* _Given data_:
[start]
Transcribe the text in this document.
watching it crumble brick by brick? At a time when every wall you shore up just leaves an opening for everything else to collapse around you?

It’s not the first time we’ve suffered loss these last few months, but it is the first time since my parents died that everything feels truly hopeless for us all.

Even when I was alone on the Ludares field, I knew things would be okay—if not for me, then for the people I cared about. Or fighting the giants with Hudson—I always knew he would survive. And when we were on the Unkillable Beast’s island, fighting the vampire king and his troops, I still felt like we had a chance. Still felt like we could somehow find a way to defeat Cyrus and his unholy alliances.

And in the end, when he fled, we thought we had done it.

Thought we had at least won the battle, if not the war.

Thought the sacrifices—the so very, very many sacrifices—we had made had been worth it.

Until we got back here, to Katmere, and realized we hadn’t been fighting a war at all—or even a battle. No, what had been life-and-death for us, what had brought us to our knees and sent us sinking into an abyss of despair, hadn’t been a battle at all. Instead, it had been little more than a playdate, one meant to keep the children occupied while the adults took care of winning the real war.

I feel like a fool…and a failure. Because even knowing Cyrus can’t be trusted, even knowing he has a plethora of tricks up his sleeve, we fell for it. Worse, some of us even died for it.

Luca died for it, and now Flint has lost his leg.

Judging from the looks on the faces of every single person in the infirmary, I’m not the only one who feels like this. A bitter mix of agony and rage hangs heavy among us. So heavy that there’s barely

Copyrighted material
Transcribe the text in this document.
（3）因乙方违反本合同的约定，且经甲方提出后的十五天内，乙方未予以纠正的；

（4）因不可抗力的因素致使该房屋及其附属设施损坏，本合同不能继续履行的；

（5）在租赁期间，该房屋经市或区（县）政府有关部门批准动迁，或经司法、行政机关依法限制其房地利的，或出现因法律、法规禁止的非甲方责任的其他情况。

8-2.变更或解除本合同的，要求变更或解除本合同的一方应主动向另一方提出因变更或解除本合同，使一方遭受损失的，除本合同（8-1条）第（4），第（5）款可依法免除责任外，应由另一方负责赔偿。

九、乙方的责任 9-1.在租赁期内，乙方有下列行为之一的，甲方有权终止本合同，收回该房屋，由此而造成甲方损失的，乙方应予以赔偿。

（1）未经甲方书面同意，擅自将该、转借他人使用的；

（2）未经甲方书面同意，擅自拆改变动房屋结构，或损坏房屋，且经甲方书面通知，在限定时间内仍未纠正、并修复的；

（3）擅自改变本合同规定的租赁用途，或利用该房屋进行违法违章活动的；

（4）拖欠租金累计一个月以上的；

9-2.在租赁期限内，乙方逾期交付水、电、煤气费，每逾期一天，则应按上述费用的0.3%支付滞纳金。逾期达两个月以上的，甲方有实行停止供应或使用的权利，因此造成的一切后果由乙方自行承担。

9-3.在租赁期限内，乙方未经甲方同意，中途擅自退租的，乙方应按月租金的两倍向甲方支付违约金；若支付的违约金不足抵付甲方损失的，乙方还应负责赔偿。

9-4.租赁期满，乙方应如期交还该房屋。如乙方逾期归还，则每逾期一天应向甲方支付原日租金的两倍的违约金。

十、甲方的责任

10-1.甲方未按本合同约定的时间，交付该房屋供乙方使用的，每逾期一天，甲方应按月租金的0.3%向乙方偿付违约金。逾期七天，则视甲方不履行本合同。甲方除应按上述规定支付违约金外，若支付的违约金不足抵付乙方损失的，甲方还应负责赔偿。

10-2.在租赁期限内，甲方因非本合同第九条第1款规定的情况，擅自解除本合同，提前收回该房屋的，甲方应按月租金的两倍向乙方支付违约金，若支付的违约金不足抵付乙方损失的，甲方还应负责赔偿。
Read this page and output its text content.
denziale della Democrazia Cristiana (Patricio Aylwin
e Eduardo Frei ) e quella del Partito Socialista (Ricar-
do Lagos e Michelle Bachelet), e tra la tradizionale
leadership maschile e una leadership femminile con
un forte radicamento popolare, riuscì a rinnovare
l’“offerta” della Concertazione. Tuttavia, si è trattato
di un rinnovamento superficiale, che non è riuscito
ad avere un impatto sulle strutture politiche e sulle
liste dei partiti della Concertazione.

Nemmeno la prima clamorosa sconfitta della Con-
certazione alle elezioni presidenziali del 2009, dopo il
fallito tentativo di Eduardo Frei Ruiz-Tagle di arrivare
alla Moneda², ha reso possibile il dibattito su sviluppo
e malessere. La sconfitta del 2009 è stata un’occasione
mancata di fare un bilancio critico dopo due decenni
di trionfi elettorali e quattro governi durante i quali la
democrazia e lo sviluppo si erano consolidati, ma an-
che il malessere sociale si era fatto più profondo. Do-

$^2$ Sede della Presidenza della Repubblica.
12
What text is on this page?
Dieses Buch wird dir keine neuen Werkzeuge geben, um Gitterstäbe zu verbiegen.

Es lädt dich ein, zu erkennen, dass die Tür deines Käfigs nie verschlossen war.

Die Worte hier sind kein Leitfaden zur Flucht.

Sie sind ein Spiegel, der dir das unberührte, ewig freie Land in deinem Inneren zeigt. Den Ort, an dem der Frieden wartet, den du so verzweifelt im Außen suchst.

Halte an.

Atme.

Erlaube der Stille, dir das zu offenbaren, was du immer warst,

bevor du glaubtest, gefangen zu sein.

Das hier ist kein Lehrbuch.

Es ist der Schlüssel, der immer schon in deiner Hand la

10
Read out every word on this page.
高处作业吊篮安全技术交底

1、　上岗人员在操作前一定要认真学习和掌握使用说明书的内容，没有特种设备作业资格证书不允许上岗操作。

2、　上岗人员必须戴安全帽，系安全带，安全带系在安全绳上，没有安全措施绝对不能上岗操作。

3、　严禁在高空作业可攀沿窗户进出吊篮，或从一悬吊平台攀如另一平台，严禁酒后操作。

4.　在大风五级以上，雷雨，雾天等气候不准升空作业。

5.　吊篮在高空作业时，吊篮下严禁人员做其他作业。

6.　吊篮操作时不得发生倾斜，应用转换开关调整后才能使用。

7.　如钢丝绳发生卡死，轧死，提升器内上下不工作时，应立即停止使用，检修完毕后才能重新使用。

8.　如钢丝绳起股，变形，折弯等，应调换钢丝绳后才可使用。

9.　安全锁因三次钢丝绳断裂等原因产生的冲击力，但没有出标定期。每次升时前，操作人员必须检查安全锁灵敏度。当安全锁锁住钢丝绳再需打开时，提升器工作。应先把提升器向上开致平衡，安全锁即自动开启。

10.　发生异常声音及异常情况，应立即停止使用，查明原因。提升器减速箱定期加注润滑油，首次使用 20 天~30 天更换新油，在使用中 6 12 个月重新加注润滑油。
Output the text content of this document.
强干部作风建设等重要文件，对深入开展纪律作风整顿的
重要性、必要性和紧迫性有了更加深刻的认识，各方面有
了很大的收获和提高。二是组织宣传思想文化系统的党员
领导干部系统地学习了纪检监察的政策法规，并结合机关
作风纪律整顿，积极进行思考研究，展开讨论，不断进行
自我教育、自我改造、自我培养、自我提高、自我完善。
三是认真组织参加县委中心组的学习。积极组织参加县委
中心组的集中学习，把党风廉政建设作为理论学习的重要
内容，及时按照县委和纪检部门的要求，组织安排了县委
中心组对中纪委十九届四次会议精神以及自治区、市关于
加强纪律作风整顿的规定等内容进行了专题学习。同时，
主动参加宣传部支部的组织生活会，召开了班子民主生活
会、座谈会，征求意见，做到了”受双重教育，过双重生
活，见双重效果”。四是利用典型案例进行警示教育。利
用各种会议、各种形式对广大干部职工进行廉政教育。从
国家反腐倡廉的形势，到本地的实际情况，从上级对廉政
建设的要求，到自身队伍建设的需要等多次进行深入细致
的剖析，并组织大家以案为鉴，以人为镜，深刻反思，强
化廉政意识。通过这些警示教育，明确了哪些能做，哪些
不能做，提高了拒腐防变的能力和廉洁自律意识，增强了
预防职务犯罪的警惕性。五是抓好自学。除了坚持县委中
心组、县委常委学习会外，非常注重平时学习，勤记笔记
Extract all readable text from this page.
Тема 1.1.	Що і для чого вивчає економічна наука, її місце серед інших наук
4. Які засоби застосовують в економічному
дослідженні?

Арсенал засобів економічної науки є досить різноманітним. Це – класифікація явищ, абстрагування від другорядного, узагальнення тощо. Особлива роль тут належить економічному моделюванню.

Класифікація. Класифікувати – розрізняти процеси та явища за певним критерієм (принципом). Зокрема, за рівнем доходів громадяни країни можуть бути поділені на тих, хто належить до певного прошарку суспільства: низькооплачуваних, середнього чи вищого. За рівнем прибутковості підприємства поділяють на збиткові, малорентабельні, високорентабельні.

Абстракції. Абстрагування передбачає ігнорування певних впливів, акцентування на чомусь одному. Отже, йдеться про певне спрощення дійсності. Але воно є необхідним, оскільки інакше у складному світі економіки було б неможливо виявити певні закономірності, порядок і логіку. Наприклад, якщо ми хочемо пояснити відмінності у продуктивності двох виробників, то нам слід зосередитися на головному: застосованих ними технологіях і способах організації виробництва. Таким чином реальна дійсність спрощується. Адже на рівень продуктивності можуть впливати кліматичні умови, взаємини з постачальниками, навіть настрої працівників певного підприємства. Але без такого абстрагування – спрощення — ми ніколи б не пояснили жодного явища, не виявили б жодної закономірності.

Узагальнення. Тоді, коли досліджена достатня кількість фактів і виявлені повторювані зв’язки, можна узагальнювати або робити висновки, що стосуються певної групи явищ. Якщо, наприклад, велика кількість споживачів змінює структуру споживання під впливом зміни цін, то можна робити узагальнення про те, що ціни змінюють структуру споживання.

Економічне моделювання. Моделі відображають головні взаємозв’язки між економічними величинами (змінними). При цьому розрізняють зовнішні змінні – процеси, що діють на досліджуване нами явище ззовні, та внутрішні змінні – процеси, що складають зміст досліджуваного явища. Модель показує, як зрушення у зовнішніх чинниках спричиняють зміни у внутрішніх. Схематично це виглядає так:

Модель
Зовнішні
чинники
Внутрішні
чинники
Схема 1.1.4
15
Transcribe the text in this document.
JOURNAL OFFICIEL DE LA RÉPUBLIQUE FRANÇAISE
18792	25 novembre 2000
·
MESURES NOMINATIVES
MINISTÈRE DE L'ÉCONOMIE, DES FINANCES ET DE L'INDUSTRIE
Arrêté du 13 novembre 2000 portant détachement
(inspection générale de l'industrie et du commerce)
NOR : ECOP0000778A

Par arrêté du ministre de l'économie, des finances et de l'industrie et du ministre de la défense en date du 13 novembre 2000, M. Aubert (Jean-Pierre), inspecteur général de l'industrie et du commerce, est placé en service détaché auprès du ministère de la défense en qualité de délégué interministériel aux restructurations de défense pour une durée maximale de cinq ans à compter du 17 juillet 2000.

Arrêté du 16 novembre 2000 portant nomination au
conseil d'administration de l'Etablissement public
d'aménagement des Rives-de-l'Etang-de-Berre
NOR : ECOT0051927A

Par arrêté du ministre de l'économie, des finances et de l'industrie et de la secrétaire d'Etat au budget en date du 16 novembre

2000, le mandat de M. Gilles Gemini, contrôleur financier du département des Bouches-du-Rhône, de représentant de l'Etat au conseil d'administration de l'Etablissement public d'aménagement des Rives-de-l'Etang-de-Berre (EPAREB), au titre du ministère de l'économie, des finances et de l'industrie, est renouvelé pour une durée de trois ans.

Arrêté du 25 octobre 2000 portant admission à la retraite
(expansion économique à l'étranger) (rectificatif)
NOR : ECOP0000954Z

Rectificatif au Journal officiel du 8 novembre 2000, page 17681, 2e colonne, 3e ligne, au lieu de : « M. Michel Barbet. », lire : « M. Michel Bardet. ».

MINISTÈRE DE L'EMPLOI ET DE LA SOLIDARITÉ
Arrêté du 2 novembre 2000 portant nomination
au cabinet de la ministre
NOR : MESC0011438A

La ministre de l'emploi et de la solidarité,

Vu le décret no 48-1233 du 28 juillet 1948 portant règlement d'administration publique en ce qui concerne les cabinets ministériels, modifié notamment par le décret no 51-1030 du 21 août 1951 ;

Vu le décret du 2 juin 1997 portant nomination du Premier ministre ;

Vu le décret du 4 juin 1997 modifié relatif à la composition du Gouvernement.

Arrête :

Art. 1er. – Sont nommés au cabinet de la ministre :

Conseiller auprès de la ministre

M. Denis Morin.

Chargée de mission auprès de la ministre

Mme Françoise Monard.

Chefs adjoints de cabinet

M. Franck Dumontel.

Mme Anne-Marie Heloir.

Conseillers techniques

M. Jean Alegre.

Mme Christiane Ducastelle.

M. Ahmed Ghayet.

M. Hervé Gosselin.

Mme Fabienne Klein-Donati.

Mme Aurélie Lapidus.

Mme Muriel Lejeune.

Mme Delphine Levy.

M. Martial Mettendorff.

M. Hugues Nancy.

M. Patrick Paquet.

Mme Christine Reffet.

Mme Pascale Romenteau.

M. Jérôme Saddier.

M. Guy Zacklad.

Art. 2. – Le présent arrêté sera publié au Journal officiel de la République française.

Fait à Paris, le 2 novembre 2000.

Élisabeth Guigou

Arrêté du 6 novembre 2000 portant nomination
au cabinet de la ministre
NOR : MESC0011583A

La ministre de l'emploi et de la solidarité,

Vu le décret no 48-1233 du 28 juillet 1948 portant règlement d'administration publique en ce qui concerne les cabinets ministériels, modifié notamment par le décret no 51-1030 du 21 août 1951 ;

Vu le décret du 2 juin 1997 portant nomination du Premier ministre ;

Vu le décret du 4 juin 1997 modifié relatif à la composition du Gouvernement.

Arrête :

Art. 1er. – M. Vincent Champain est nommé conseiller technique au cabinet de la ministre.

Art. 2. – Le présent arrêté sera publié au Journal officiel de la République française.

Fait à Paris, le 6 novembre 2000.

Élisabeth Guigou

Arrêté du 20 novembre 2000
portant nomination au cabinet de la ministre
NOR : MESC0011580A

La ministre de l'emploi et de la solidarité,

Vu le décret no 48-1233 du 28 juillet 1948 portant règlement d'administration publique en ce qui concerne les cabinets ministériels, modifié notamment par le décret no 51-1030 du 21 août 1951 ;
[end]
* _Stated goal_: Pick out every line with the string "зміни" and copy it.

* _Output for this exercise_:
Узагальнення. Тоді, коли досліджена достатня кількість фактів і виявлені повторювані зв’язки, можна узагальнювати або робити висновки, що стосуються певної групи явищ. Якщо, наприклад, велика кількість споживачів змінює структуру споживання під впливом зміни цін, то можна робити узагальнення про те, що ціни змінюють структуру споживання.
Економічне моделювання. Моделі відображають головні взаємозв’язки між економічними величинами (змінними). При цьому розрізняють зовнішні змінні – процеси, що діють на досліджуване нами явище ззовні, та внутрішні змінні – процеси, що складають зміст досліджуваного явища. Модель показує, як зрушення у зовнішніх чинниках спричиняють зміни у внутрішніх. Схематично це виглядає так:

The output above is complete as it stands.